Task: Output each entry exactly; skip nothing.

Record list:
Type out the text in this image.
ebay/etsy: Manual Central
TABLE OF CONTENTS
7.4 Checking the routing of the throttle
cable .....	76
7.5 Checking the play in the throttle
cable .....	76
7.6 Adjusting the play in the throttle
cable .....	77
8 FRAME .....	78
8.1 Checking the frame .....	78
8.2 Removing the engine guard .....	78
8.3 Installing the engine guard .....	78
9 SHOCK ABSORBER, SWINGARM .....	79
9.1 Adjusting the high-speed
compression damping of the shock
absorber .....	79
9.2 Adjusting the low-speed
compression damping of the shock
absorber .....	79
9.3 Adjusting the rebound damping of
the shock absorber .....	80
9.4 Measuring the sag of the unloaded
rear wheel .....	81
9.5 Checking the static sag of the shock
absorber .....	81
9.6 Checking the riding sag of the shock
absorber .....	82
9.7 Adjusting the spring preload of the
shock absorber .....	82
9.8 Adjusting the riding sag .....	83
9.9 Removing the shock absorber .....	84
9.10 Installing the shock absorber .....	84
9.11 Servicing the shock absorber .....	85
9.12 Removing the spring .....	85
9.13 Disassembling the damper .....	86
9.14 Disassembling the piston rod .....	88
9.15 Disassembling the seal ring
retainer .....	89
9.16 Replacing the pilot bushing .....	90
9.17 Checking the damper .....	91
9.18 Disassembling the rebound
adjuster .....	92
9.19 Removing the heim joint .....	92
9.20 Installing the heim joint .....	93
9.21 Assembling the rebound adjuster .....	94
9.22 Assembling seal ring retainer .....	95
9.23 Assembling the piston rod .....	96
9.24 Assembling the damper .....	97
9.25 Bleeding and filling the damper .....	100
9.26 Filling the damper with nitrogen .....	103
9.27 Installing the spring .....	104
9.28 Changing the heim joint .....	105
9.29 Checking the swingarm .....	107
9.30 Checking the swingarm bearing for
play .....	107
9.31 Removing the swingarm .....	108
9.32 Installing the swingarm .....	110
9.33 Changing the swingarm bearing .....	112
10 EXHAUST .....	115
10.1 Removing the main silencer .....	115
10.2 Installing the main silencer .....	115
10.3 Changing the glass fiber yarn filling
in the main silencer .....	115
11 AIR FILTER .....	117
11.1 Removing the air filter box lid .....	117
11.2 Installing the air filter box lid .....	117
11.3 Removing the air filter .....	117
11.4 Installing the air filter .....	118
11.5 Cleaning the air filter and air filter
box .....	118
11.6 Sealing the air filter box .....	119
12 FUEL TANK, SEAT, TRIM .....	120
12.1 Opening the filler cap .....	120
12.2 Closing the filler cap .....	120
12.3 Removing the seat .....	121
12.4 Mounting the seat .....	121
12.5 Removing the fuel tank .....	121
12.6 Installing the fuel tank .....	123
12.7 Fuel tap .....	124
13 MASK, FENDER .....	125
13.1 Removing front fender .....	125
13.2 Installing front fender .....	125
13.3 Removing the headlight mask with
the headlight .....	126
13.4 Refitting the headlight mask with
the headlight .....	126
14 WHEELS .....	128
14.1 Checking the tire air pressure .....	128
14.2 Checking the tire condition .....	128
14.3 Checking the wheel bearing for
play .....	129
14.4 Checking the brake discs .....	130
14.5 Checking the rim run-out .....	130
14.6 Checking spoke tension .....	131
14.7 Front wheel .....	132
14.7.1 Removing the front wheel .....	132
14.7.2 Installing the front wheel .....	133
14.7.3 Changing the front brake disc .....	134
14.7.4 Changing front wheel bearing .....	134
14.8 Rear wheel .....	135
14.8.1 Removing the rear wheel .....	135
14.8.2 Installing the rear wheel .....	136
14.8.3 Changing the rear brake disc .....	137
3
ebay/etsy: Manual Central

Solved problem:
Type out the text in this image.
ebay/etsy: Manual Central
TABLE OF CONTENTS
7.4 Checking the routing of the throttle
cable .....	76
7.5 Checking the play in the throttle
cable .....	76
7.6 Adjusting the play in the throttle
cable .....	77
8 FRAME .....	78
8.1 Checking the frame .....	78
8.2 Removing the engine guard .....	78
8.3 Installing the engine guard .....	78
9 SHOCK ABSORBER, SWINGARM .....	79
9.1 Adjusting the high-speed
compression damping of the shock
absorber .....	79
9.2 Adjusting the low-speed
compression damping of the shock
absorber .....	79
9.3 Adjusting the rebound damping of
the shock absorber .....	80
9.4 Measuring the sag of the unloaded
rear wheel .....	81
9.5 Checking the static sag of the shock
absorber .....	81
9.6 Checking the riding sag of the shock
absorber .....	82
9.7 Adjusting the spring preload of the
shock absorber .....	82
9.8 Adjusting the riding sag .....	83
9.9 Removing the shock absorber .....	84
9.10 Installing the shock absorber .....	84
9.11 Servicing the shock absorber .....	85
9.12 Removing the spring .....	85
9.13 Disassembling the damper .....	86
9.14 Disassembling the piston rod .....	88
9.15 Disassembling the seal ring
retainer .....	89
9.16 Replacing the pilot bushing .....	90
9.17 Checking the damper .....	91
9.18 Disassembling the rebound
adjuster .....	92
9.19 Removing the heim joint .....	92
9.20 Installing the heim joint .....	93
9.21 Assembling the rebound adjuster .....	94
9.22 Assembling seal ring retainer .....	95
9.23 Assembling the piston rod .....	96
9.24 Assembling the damper .....	97
9.25 Bleeding and filling the damper .....	100
9.26 Filling the damper with nitrogen .....	103
9.27 Installing the spring .....	104
9.28 Changing the heim joint .....	105
9.29 Checking the swingarm .....	107
9.30 Checking the swingarm bearing for
play .....	107
9.31 Removing the swingarm .....	108
9.32 Installing the swingarm .....	110
9.33 Changing the swingarm bearing .....	112
10 EXHAUST .....	115
10.1 Removing the main silencer .....	115
10.2 Installing the main silencer .....	115
10.3 Changing the glass fiber yarn filling
in the main silencer .....	115
11 AIR FILTER .....	117
11.1 Removing the air filter box lid .....	117
11.2 Installing the air filter box lid .....	117
11.3 Removing the air filter .....	117
11.4 Installing the air filter .....	118
11.5 Cleaning the air filter and air filter
box .....	118
11.6 Sealing the air filter box .....	119
12 FUEL TANK, SEAT, TRIM .....	120
12.1 Opening the filler cap .....	120
12.2 Closing the filler cap .....	120
12.3 Removing the seat .....	121
12.4 Mounting the seat .....	121
12.5 Removing the fuel tank .....	121
12.6 Installing the fuel tank .....	123
12.7 Fuel tap .....	124
13 MASK, FENDER .....	125
13.1 Removing front fender .....	125
13.2 Installing front fender .....	125
13.3 Removing the headlight mask with
the headlight .....	126
13.4 Refitting the headlight mask with
the headlight .....	126
14 WHEELS .....	128
14.1 Checking the tire air pressure .....	128
14.2 Checking the tire condition .....	128
14.3 Checking the wheel bearing for
play .....	129
14.4 Checking the brake discs .....	130
14.5 Checking the rim run-out .....	130
14.6 Checking spoke tension .....	131
14.7 Front wheel .....	132
14.7.1 Removing the front wheel .....	132
14.7.2 Installing the front wheel .....	133
14.7.3 Changing the front brake disc .....	134
14.7.4 Changing front wheel bearing .....	134
14.8 Rear wheel .....	135
14.8.1 Removing the rear wheel .....	135
14.8.2 Installing the rear wheel .....	136
14.8.3 Changing the rear brake disc .....	137
3
ebay/etsy: Manual Central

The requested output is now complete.